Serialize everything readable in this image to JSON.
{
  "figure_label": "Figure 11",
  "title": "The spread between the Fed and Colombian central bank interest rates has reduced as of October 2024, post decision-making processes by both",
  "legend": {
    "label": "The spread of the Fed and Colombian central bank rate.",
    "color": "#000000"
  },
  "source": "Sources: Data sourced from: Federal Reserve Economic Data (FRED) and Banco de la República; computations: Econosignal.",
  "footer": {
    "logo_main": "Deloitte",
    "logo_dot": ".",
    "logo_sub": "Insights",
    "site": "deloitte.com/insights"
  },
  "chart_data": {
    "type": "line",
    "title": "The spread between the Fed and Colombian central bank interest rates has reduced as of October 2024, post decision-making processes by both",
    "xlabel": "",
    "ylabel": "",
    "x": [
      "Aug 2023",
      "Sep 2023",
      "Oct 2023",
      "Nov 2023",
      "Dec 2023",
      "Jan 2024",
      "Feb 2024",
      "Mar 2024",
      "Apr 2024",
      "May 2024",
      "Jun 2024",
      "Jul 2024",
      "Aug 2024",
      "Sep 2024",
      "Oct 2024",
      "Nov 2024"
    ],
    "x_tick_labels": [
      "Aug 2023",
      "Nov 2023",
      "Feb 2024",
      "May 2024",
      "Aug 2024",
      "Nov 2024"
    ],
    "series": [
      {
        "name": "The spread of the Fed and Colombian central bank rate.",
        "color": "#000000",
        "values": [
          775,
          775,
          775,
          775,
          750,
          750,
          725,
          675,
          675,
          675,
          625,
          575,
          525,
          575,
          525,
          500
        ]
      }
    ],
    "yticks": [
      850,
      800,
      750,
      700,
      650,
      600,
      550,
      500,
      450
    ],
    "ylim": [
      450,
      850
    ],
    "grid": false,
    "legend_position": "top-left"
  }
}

=====

Check each line of the entries for the string "central". Copy the lines that have it.

  "title": "The spread between the Fed and Colombian central bank interest rates has reduced as of October 2024, post decision-making processes by both",
    "label": "The spread of the Fed and Colombian central bank rate.",
    "title": "The spread between the Fed and Colombian central bank interest rates has reduced as of October 2024, post decision-making processes by both",
        "name": "The spread of the Fed and Colombian central bank rate.",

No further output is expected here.